AUFGABEN:
(a) Warum bekommt man laut dem Text zur Lebensversicherung meist deutlich weniger als die eingezahlten Beiträge zurück, wenn man vor Ende der Laufzeit kündigt? Antworte in ein bis drei Sätzen.
(b) Schreibe aus dem Text zur Lebensversicherung die Stelle wörtlich ab. Sie beginnt mit „Auf mehr Geld“ und reicht bis einschließlich „(IV ZR 321/05).“.

ANGEZEIGTER TEXT:
Streit um die Altersvorsorge

Streit gibt es häufig, wenn bei Ablauf einer Kapitallebensversicherung viel weniger ausgezahlt wird als erwartet. Versicherungsvertreter werben Kunden gern mit dem Hinweis auf hohe Überschüsse in der Vergangenheit. Doch die sagen wenig darüber aus, ob der Versicherte auch in Zukunft mehr als die gesetzlich garantierte Auszahlungssumme erwarten kann. Meist steht das auch im Kleingedruckten. „Wenn aber nachweislich utopische hohe Zinsen versprochen wurden und diese nicht eingehalten werden, lässt sich der Vertrag anfechten“, sagt Höra.

Aufwendige Klagen gegen angeblich falsche Berechnungen der Überschüsse sind laut Höra selten erfolgreich. „Meiner Erfahrung nach wurde bei der Nachberechnung durch einen Sachverständigen noch nie eine gravierende Abweichung festgestellt.“ Verbraucherschützer Rudnik ergänzt: „Einen Fauxpas könnten sich die Lebensversicherer hier nicht leisten. Bei einer Ungenauigkeit könnte der Fehler in ihren mathematischen Modellen liegen und eine Nachberechnung aller Leistungen für alle Verträge erfordern.“

Auf mehr Geld klagen

Mehr Erfolg versprechen Klagen gegen zu wenig Geld bei vorzeitiger Kündigung: Wer seine Lebensversicherung vor Ende der Laufzeit kündigt, erhält meist deutlich weniger als die eingezahlten Beiträge zurück. Das liegt daran, dass in der ersten Sparphase ein Großteil der Beiträge in Verwaltungs- und Abschlusskosten fließt. Dass aber in den ersten Jahren die gesamten Prämien für die Gebühren draufgehen und der Kunde bei Kündigung keinen Cent erhält, hat der Bundesgerichtshof (BGH) im Jahr 2005 für unzulässig erklärt. Seitdem gibt es einen Mindestrückkaufswert (IV ZR 162/03, IV ZR 177/03, IV ZR 245/03). Für klassische Policen liegt dieser bei rund 50 Prozent des Sparanteils, also der Prämie minus Verwaltungskosten. Wer eine Fondspolice kündigt, erhält etwa die Hälfte des Fondsguthabens ohne Abzug der Abschlusskosten (IV ZR 321/05).

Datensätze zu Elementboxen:
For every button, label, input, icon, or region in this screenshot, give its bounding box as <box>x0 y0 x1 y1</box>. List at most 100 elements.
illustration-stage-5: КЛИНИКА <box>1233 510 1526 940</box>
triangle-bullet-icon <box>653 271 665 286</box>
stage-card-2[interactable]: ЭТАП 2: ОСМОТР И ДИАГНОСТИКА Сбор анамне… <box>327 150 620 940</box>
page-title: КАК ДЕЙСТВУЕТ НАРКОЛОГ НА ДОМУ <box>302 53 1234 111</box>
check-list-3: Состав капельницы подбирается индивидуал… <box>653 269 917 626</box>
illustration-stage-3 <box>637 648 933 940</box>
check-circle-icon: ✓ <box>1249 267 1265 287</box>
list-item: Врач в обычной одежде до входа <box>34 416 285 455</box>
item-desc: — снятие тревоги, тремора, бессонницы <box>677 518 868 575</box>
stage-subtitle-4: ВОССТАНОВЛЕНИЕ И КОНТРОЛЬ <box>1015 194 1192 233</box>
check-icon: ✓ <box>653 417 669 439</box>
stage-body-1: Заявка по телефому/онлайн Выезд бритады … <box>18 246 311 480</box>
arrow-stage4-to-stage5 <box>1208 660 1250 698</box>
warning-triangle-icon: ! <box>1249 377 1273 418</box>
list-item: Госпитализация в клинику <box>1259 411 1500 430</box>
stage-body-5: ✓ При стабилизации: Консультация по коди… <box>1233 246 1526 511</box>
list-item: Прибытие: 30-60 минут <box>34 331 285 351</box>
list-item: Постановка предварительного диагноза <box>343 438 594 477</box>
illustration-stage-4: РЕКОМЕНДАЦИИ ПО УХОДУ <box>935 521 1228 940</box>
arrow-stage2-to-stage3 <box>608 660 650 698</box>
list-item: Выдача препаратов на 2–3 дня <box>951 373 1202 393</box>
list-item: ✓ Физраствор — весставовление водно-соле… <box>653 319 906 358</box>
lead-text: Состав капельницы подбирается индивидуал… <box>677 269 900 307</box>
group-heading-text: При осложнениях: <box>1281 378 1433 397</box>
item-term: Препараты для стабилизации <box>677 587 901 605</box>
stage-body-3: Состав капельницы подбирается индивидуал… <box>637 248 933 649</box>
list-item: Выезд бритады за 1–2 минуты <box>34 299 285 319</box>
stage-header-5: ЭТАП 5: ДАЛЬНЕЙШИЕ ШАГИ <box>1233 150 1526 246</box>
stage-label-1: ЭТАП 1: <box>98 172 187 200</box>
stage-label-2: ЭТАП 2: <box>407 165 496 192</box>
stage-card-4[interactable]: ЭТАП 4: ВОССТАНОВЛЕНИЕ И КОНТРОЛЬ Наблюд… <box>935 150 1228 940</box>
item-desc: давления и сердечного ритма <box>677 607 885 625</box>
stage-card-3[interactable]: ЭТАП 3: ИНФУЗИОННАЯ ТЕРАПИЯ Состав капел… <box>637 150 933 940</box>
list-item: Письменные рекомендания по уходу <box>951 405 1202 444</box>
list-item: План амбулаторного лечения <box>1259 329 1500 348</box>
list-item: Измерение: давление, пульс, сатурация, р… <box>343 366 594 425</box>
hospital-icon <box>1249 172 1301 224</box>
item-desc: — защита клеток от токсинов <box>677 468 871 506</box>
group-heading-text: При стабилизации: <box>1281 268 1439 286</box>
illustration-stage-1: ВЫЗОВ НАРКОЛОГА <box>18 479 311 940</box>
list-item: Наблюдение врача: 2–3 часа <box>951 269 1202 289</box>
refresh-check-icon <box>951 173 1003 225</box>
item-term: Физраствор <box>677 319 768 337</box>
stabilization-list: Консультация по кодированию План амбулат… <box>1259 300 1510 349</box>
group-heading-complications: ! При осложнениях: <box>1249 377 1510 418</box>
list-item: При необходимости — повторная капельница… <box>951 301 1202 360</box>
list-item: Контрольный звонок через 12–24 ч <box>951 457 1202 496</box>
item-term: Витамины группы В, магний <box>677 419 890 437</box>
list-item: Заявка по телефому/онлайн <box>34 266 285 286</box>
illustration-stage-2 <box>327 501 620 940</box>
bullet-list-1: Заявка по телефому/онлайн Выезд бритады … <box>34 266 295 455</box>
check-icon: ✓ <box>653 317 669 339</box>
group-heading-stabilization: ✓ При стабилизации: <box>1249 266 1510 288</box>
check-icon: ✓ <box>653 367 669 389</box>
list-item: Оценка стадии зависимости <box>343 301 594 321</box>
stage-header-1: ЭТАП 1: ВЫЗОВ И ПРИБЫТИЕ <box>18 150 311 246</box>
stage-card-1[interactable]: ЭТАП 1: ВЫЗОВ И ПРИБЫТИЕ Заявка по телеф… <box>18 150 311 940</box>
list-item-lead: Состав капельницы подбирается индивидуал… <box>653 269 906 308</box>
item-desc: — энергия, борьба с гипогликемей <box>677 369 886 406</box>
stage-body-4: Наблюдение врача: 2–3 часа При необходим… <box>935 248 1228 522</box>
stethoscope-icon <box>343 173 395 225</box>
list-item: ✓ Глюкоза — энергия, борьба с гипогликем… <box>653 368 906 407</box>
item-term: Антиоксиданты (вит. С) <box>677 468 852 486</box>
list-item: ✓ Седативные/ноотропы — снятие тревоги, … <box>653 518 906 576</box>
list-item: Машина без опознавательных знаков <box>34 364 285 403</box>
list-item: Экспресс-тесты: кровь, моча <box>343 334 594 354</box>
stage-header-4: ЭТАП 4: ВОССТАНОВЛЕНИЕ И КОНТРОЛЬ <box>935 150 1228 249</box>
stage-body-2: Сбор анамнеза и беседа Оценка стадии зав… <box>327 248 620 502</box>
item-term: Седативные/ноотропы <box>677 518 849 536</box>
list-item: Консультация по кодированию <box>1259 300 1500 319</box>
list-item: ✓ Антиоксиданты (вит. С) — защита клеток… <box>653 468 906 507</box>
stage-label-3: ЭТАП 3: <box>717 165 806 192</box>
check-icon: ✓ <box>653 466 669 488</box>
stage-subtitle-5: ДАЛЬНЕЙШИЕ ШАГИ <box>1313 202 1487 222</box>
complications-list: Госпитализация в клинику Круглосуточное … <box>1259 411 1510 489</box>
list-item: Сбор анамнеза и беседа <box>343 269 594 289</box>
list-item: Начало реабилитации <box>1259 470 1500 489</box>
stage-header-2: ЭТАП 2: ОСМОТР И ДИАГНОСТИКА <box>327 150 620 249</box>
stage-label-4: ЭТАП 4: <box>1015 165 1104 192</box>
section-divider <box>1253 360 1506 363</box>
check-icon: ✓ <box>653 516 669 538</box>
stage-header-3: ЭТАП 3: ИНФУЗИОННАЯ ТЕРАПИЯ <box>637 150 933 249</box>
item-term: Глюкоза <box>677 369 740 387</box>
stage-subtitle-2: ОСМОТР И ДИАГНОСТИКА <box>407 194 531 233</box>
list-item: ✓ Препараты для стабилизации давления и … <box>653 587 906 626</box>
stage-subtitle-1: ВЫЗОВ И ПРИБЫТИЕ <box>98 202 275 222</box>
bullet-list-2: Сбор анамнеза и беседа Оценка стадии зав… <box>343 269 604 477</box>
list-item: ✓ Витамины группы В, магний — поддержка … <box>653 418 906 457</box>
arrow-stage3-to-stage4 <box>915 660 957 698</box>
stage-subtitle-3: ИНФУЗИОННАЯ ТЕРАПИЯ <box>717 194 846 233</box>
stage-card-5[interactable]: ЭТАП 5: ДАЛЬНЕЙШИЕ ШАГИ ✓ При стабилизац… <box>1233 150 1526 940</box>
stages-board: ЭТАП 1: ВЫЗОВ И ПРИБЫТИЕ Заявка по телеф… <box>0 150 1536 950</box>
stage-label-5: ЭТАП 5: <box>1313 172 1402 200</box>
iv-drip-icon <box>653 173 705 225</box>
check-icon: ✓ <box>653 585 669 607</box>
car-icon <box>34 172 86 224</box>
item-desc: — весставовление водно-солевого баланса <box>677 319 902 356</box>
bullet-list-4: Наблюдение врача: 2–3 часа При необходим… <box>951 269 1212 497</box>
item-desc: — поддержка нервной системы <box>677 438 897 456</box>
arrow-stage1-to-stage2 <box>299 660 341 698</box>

LÖSUNGEN JE AUFGABE:
(a) In der ersten Sparphase fließt ein Großteil der Beiträge in Verwaltungs- und Abschlusskosten. Deshalb erhält man bei einer vorzeitigen Kündigung meist deutlich weniger zurück, als man eingezahlt hat.

(b)
Auf mehr Geld klagen

Mehr Erfolg versprechen Klagen gegen zu wenig Geld bei vorzeitiger Kündigung: Wer seine Lebensversicherung vor Ende der Laufzeit kündigt, erhält meist deutlich weniger als die eingezahlten Beiträge zurück. Das liegt daran, dass in der ersten Sparphase ein Großteil der Beiträge in Verwaltungs- und Abschlusskosten fließt. Dass aber in den ersten Jahren die gesamten Prämien für die Gebühren draufgehen und der Kunde bei Kündigung keinen Cent erhält, hat der Bundesgerichtshof (BGH) im Jahr 2005 für unzulässig erklärt. Seitdem gibt es einen Mindestrückkaufswert (IV ZR 162/03, IV ZR 177/03, IV ZR 245/03). Für klassische Policen liegt dieser bei rund 50 Prozent des Sparanteils, also der Prämie minus Verwaltungskosten. Wer eine Fondspolice kündigt, erhält etwa die Hälfte des Fondsguthabens ohne Abzug der Abschlusskosten (IV ZR 321/05).